_WHAT YOU NEED TO DO_.
Return the records exactly as they are.
* * * *
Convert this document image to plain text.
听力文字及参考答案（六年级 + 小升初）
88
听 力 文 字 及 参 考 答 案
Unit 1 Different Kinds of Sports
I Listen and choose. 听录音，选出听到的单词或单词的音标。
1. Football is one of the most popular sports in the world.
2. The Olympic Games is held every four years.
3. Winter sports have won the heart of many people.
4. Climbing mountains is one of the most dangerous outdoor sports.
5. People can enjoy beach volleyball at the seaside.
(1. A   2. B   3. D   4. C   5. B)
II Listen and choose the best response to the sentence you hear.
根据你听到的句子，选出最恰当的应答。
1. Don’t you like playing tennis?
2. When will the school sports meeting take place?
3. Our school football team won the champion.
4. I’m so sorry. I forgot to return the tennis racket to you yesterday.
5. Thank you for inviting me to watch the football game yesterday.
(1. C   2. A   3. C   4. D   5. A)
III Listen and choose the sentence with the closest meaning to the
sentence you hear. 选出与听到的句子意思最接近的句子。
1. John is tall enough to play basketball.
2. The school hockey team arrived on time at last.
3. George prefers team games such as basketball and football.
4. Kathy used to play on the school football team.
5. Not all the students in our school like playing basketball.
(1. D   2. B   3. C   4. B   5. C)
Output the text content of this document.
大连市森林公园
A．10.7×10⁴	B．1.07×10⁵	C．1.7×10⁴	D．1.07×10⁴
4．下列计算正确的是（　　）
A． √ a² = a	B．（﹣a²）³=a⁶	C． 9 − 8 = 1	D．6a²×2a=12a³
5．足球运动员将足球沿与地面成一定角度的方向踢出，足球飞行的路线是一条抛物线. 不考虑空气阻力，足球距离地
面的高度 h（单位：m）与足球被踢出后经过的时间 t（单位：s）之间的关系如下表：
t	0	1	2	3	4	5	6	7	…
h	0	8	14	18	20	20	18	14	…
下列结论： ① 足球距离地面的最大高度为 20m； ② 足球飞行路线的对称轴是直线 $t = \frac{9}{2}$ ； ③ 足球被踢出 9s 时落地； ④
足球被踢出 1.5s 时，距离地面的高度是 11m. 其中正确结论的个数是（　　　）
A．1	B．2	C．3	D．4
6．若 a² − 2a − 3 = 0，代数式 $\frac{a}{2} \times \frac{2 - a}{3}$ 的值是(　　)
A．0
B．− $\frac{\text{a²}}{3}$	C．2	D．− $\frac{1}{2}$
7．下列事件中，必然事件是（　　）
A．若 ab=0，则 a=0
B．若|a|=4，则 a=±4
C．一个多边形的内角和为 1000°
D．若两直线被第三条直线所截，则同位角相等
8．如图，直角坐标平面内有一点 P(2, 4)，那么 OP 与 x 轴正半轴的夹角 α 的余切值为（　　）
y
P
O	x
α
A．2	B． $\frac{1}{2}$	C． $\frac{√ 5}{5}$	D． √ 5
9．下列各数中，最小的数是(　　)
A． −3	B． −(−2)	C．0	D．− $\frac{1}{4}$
* * * *
_TASK ANSWER_.
Convert this document image to plain text.
听力文字及参考答案（六年级 + 小升初）
88
听 力 文 字 及 参 考 答 案
Unit 1 Different Kinds of Sports
I Listen and choose. 听录音，选出听到的单词或单词的音标。
1. Football is one of the most popular sports in the world.
2. The Olympic Games is held every four years.
3. Winter sports have won the heart of many people.
4. Climbing mountains is one of the most dangerous outdoor sports.
5. People can enjoy beach volleyball at the seaside.
(1. A   2. B   3. D   4. C   5. B)
II Listen and choose the best response to the sentence you hear.
根据你听到的句子，选出最恰当的应答。
1. Don’t you like playing tennis?
2. When will the school sports meeting take place?
3. Our school football team won the champion.
4. I’m so sorry. I forgot to return the tennis racket to you yesterday.
5. Thank you for inviting me to watch the football game yesterday.
(1. C   2. A   3. C   4. D   5. A)
III Listen and choose the sentence with the closest meaning to the
sentence you hear. 选出与听到的句子意思最接近的句子。
1. John is tall enough to play basketball.
2. The school hockey team arrived on time at last.
3. George prefers team games such as basketball and football.
4. Kathy used to play on the school football team.
5. Not all the students in our school like playing basketball.
(1. D   2. B   3. C   4. B   5. C)
Output the text content of this document.
大连市森林公园
A．10.7×10⁴	B．1.07×10⁵	C．1.7×10⁴	D．1.07×10⁴
4．下列计算正确的是（　　）
A． √ a² = a	B．（﹣a²）³=a⁶	C． 9 − 8 = 1	D．6a²×2a=12a³
5．足球运动员将足球沿与地面成一定角度的方向踢出，足球飞行的路线是一条抛物线. 不考虑空气阻力，足球距离地
面的高度 h（单位：m）与足球被踢出后经过的时间 t（单位：s）之间的关系如下表：
t	0	1	2	3	4	5	6	7	…
h	0	8	14	18	20	20	18	14	…
下列结论： ① 足球距离地面的最大高度为 20m； ② 足球飞行路线的对称轴是直线 $t = \frac{9}{2}$ ； ③ 足球被踢出 9s 时落地； ④
足球被踢出 1.5s 时，距离地面的高度是 11m. 其中正确结论的个数是（　　　）
A．1	B．2	C．3	D．4
6．若 a² − 2a − 3 = 0，代数式 $\frac{a}{2} \times \frac{2 - a}{3}$ 的值是(　　)
A．0
B．− $\frac{\text{a²}}{3}$	C．2	D．− $\frac{1}{2}$
7．下列事件中，必然事件是（　　）
A．若 ab=0，则 a=0
B．若|a|=4，则 a=±4
C．一个多边形的内角和为 1000°
D．若两直线被第三条直线所截，则同位角相等
8．如图，直角坐标平面内有一点 P(2, 4)，那么 OP 与 x 轴正半轴的夹角 α 的余切值为（　　）
y
P
O	x
α
A．2	B． $\frac{1}{2}$	C． $\frac{√ 5}{5}$	D． √ 5
9．下列各数中，最小的数是(　　)
A． −3	B． −(−2)	C．0	D．− $\frac{1}{4}$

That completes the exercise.